**GIVEN INSTRUCTION**: Reproduce the records that follow in full, excluding any picture they contain.

**SOURCE RECORDS**:
---

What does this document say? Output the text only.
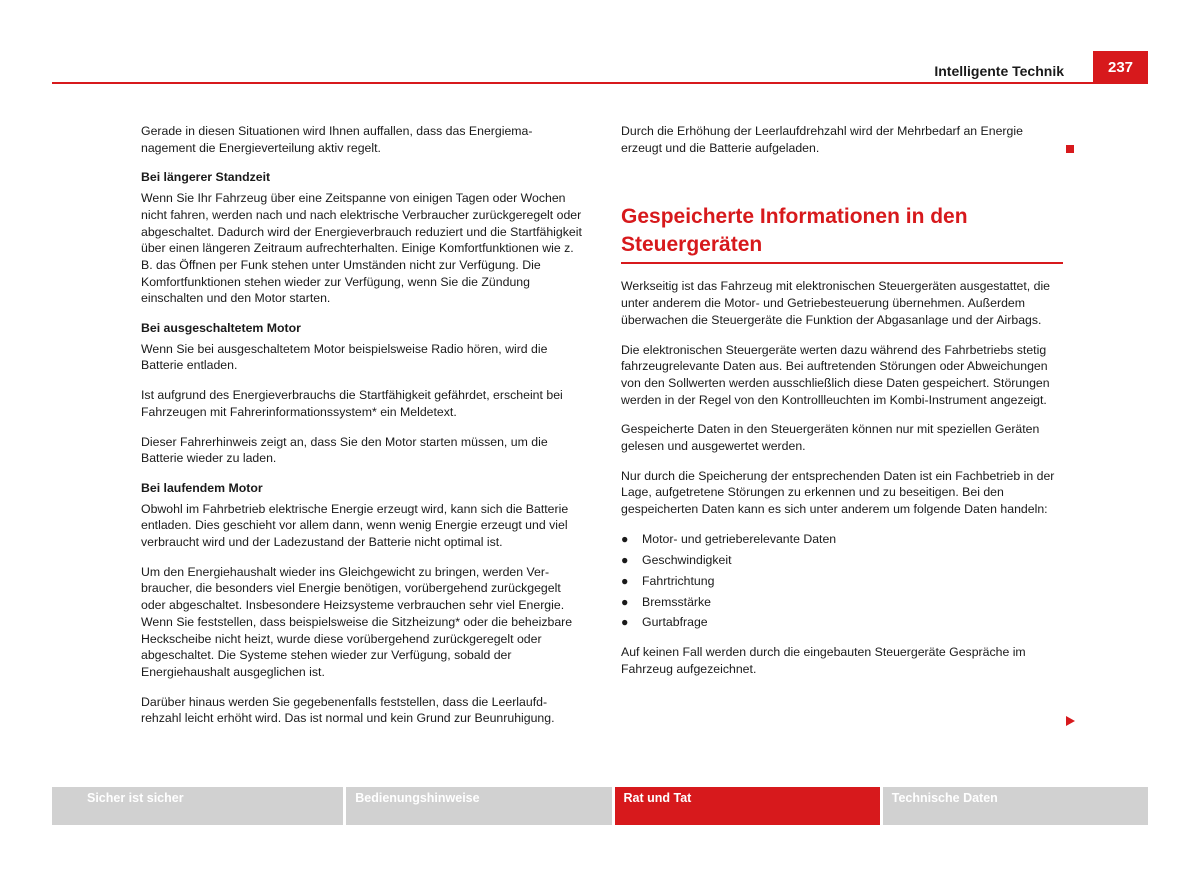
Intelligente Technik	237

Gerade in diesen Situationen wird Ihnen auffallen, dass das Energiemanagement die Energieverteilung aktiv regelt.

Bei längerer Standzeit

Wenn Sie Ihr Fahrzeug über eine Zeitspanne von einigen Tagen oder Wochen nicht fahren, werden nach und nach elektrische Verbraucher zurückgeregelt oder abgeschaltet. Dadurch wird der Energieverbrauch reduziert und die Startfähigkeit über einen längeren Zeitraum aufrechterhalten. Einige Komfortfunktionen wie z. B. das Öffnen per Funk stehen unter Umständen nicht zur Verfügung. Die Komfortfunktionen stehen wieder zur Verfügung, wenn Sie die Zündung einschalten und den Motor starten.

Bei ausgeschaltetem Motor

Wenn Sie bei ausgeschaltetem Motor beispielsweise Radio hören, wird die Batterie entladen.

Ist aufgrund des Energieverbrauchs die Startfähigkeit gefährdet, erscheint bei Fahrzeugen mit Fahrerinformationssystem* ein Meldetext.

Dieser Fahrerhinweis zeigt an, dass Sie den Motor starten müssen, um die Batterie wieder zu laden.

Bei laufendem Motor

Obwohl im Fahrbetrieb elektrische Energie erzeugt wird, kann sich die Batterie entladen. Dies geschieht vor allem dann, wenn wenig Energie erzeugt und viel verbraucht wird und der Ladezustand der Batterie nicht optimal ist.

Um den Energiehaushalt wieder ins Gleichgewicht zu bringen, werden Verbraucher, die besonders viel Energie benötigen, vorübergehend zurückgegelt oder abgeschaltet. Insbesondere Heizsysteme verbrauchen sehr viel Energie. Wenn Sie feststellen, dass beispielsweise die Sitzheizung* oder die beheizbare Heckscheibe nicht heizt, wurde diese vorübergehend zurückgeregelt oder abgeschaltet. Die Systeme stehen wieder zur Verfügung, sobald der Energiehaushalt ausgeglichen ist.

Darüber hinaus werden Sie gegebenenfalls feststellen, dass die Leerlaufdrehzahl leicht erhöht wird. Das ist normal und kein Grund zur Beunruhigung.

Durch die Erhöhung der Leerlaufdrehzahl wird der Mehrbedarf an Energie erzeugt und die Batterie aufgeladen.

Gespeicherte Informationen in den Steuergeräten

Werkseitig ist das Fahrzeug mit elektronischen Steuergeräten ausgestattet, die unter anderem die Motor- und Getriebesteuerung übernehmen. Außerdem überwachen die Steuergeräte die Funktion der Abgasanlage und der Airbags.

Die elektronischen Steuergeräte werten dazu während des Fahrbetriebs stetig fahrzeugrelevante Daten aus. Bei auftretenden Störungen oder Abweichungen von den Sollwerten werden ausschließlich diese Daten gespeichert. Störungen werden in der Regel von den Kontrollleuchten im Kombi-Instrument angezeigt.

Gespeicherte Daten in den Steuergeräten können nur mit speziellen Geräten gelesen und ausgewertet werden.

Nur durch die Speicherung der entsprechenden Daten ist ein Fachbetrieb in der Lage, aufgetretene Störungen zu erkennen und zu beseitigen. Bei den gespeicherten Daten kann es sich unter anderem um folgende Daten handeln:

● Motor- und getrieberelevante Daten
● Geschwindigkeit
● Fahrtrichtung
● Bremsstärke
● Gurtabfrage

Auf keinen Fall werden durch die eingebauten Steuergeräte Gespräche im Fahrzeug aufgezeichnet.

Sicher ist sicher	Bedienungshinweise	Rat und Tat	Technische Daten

---

**RESPONSE TO THE EXERCISE**:
What does this document say? Output the text only.
Intelligente Technik	237

Gerade in diesen Situationen wird Ihnen auffallen, dass das Energiemanagement die Energieverteilung aktiv regelt.

Bei längerer Standzeit

Wenn Sie Ihr Fahrzeug über eine Zeitspanne von einigen Tagen oder Wochen nicht fahren, werden nach und nach elektrische Verbraucher zurückgeregelt oder abgeschaltet. Dadurch wird der Energieverbrauch reduziert und die Startfähigkeit über einen längeren Zeitraum aufrechterhalten. Einige Komfortfunktionen wie z. B. das Öffnen per Funk stehen unter Umständen nicht zur Verfügung. Die Komfortfunktionen stehen wieder zur Verfügung, wenn Sie die Zündung einschalten und den Motor starten.

Bei ausgeschaltetem Motor

Wenn Sie bei ausgeschaltetem Motor beispielsweise Radio hören, wird die Batterie entladen.

Ist aufgrund des Energieverbrauchs die Startfähigkeit gefährdet, erscheint bei Fahrzeugen mit Fahrerinformationssystem* ein Meldetext.

Dieser Fahrerhinweis zeigt an, dass Sie den Motor starten müssen, um die Batterie wieder zu laden.

Bei laufendem Motor

Obwohl im Fahrbetrieb elektrische Energie erzeugt wird, kann sich die Batterie entladen. Dies geschieht vor allem dann, wenn wenig Energie erzeugt und viel verbraucht wird und der Ladezustand der Batterie nicht optimal ist.

Um den Energiehaushalt wieder ins Gleichgewicht zu bringen, werden Verbraucher, die besonders viel Energie benötigen, vorübergehend zurückgegelt oder abgeschaltet. Insbesondere Heizsysteme verbrauchen sehr viel Energie. Wenn Sie feststellen, dass beispielsweise die Sitzheizung* oder die beheizbare Heckscheibe nicht heizt, wurde diese vorübergehend zurückgeregelt oder abgeschaltet. Die Systeme stehen wieder zur Verfügung, sobald der Energiehaushalt ausgeglichen ist.

Darüber hinaus werden Sie gegebenenfalls feststellen, dass die Leerlaufdrehzahl leicht erhöht wird. Das ist normal und kein Grund zur Beunruhigung.

Durch die Erhöhung der Leerlaufdrehzahl wird der Mehrbedarf an Energie erzeugt und die Batterie aufgeladen.

Gespeicherte Informationen in den Steuergeräten

Werkseitig ist das Fahrzeug mit elektronischen Steuergeräten ausgestattet, die unter anderem die Motor- und Getriebesteuerung übernehmen. Außerdem überwachen die Steuergeräte die Funktion der Abgasanlage und der Airbags.

Die elektronischen Steuergeräte werten dazu während des Fahrbetriebs stetig fahrzeugrelevante Daten aus. Bei auftretenden Störungen oder Abweichungen von den Sollwerten werden ausschließlich diese Daten gespeichert. Störungen werden in der Regel von den Kontrollleuchten im Kombi-Instrument angezeigt.

Gespeicherte Daten in den Steuergeräten können nur mit speziellen Geräten gelesen und ausgewertet werden.

Nur durch die Speicherung der entsprechenden Daten ist ein Fachbetrieb in der Lage, aufgetretene Störungen zu erkennen und zu beseitigen. Bei den gespeicherten Daten kann es sich unter anderem um folgende Daten handeln:

● Motor- und getrieberelevante Daten
● Geschwindigkeit
● Fahrtrichtung
● Bremsstärke
● Gurtabfrage

Auf keinen Fall werden durch die eingebauten Steuergeräte Gespräche im Fahrzeug aufgezeichnet.

Sicher ist sicher	Bedienungshinweise	Rat und Tat	Technische Daten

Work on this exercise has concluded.